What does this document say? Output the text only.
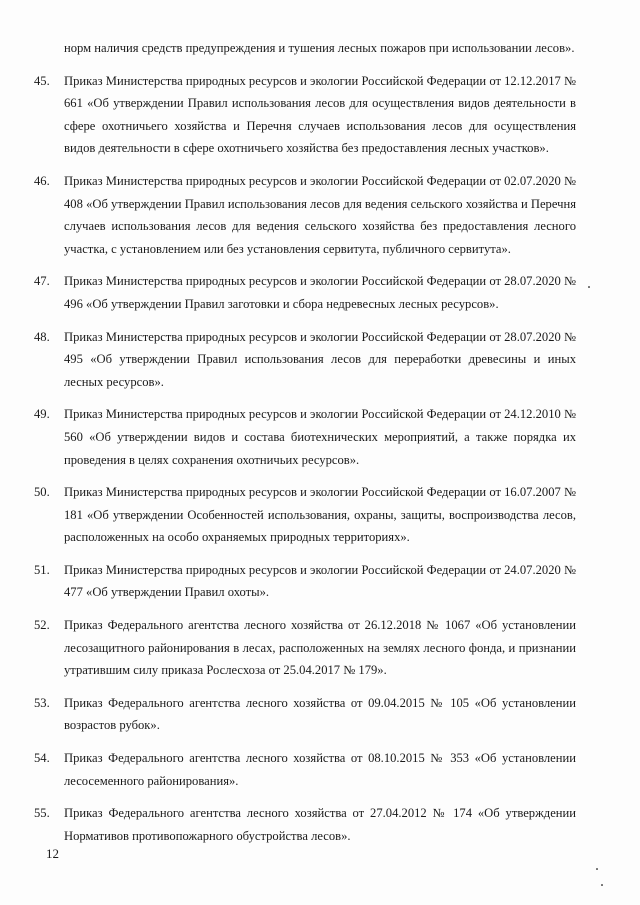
норм наличия средств предупреждения и тушения лесных пожаров при использовании лесов».
45.	Приказ Министерства природных ресурсов и экологии Российской Федерации от 12.12.2017 № 661 «Об утверждении Правил использования лесов для осуществления видов деятельности в сфере охотничьего хозяйства и Перечня случаев использования лесов для осуществления видов деятельности в сфере охотничьего хозяйства без предоставления лесных участков».
46.	Приказ Министерства природных ресурсов и экологии Российской Федерации от 02.07.2020 № 408 «Об утверждении Правил использования лесов для ведения сельского хозяйства и Перечня случаев использования лесов для ведения сельского хозяйства без предоставления лесного участка, с установлением или без установления сервитута, публичного сервитута».
47.	Приказ Министерства природных ресурсов и экологии Российской Федерации от 28.07.2020 № 496 «Об утверждении Правил заготовки и сбора недревесных лесных ресурсов».
48.	Приказ Министерства природных ресурсов и экологии Российской Федерации от 28.07.2020 № 495 «Об утверждении Правил использования лесов для переработки древесины и иных лесных ресурсов».
49.	Приказ Министерства природных ресурсов и экологии Российской Федерации от 24.12.2010 № 560 «Об утверждении видов и состава биотехнических мероприятий, а также порядка их проведения в целях сохранения охотничьих ресурсов».
50.	Приказ Министерства природных ресурсов и экологии Российской Федерации от 16.07.2007 № 181 «Об утверждении Особенностей использования, охраны, защиты, воспроизводства лесов, расположенных на особо охраняемых природных территориях».
51.	Приказ Министерства природных ресурсов и экологии Российской Федерации от 24.07.2020 № 477 «Об утверждении Правил охоты».
52.	Приказ Федерального агентства лесного хозяйства от 26.12.2018 № 1067 «Об установлении лесозащитного районирования в лесах, расположенных на землях лесного фонда, и признании утратившим силу приказа Рослесхоза от 25.04.2017 № 179».
53.	Приказ Федерального агентства лесного хозяйства от 09.04.2015 № 105 «Об установлении возрастов рубок».
54.	Приказ Федерального агентства лесного хозяйства от 08.10.2015 № 353 «Об установлении лесосеменного районирования».
55.	Приказ Федерального агентства лесного хозяйства от 27.04.2012 № 174 «Об утверждении Нормативов противопожарного обустройства лесов».
12
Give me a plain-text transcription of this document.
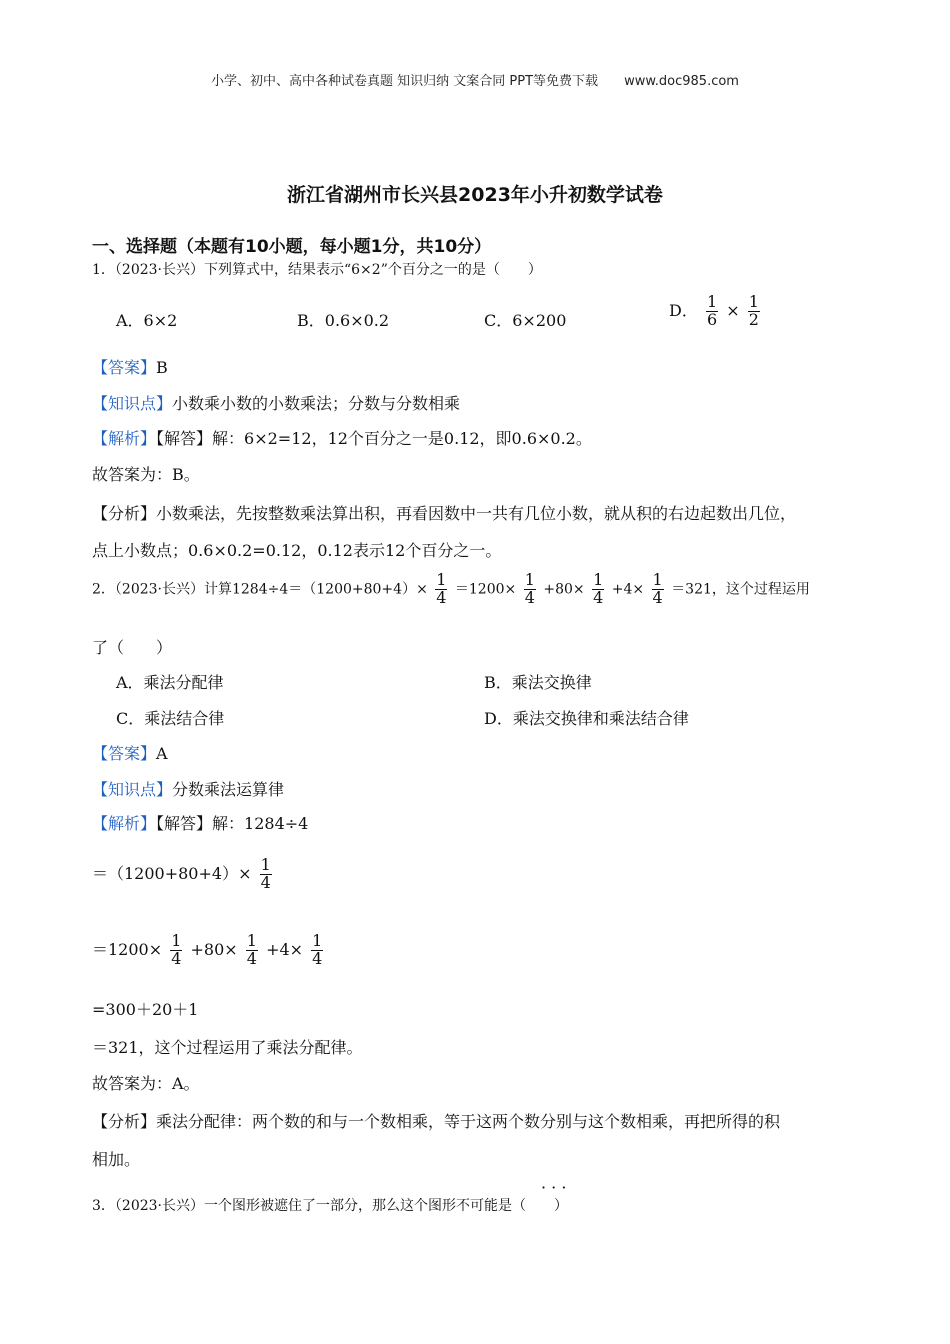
小学、初中、高中各种试卷真题 知识归纳 文案合同 PPT等免费下载 www.doc985.com
浙江省湖州市长兴县2023年小升初数学试卷
一、选择题（本题有10小题，每小题1分，共10分）
1．（2023·长兴）下列算式中，结果表示“6×2”个百分之一的是（　　）
A．6×2	B．0.6×0.2	C．6×200
D． $\frac{1}{6} \times \frac{1}{2}$
【答案】B
【知识点】小数乘小数的小数乘法；分数与分数相乘
【解析】【解答】解：6×2=12，12个百分之一是0.12，即0.6×0.2。
故答案为：B。
【分析】小数乘法，先按整数乘法算出积，再看因数中一共有几位小数，就从积的右边起数出几位，
点上小数点；0.6×0.2=0.12，0.12表示12个百分之一。
2．（2023·长兴）计算$1284\div 4=(1200+80+4)\times \frac{1}{4} =1200\times \frac{1}{4} +80\times \frac{1}{4} +4\times \frac{1}{4} =321$，这个过程运用
了（　　）
A．乘法分配律	B．乘法交换律
C．乘法结合律	D．乘法交换律和乘法结合律
【答案】A
【知识点】分数乘法运算律
【解析】【解答】解：1284÷4
$=(1200+80+4)\times \frac{1}{4}$
$=1200\times \frac{1}{4} +80\times \frac{1}{4} +4\times \frac{1}{4}$
=300＋20＋1
＝321，这个过程运用了乘法分配律。
故答案为：A。
【分析】乘法分配律：两个数的和与一个数相乘，等于这两个数分别与这个数相乘，再把所得的积
相加。
· · ·
3．（2023·长兴）一个图形被遮住了一部分，那么这个图形不可能是（　　）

- **Problem to solve**
Omit the pictures, then extract verbatim only those lines that fall between the line containing "Give me a plain-text" and the final line of the records above, both included.

- **Output for this task**
Give me a plain-text transcription of this document.
小学、初中、高中各种试卷真题 知识归纳 文案合同 PPT等免费下载 www.doc985.com
浙江省湖州市长兴县2023年小升初数学试卷
一、选择题（本题有10小题，每小题1分，共10分）
1．（2023·长兴）下列算式中，结果表示“6×2”个百分之一的是（　　）
A．6×2	B．0.6×0.2	C．6×200
D． $\frac{1}{6} \times \frac{1}{2}$
【答案】B
【知识点】小数乘小数的小数乘法；分数与分数相乘
【解析】【解答】解：6×2=12，12个百分之一是0.12，即0.6×0.2。
故答案为：B。
【分析】小数乘法，先按整数乘法算出积，再看因数中一共有几位小数，就从积的右边起数出几位，
点上小数点；0.6×0.2=0.12，0.12表示12个百分之一。
2．（2023·长兴）计算$1284\div 4=(1200+80+4)\times \frac{1}{4} =1200\times \frac{1}{4} +80\times \frac{1}{4} +4\times \frac{1}{4} =321$，这个过程运用
了（　　）
A．乘法分配律	B．乘法交换律
C．乘法结合律	D．乘法交换律和乘法结合律
【答案】A
【知识点】分数乘法运算律
【解析】【解答】解：1284÷4
$=(1200+80+4)\times \frac{1}{4}$
$=1200\times \frac{1}{4} +80\times \frac{1}{4} +4\times \frac{1}{4}$
=300＋20＋1
＝321，这个过程运用了乘法分配律。
故答案为：A。
【分析】乘法分配律：两个数的和与一个数相乘，等于这两个数分别与这个数相乘，再把所得的积
相加。
· · ·
3．（2023·长兴）一个图形被遮住了一部分，那么这个图形不可能是（　　）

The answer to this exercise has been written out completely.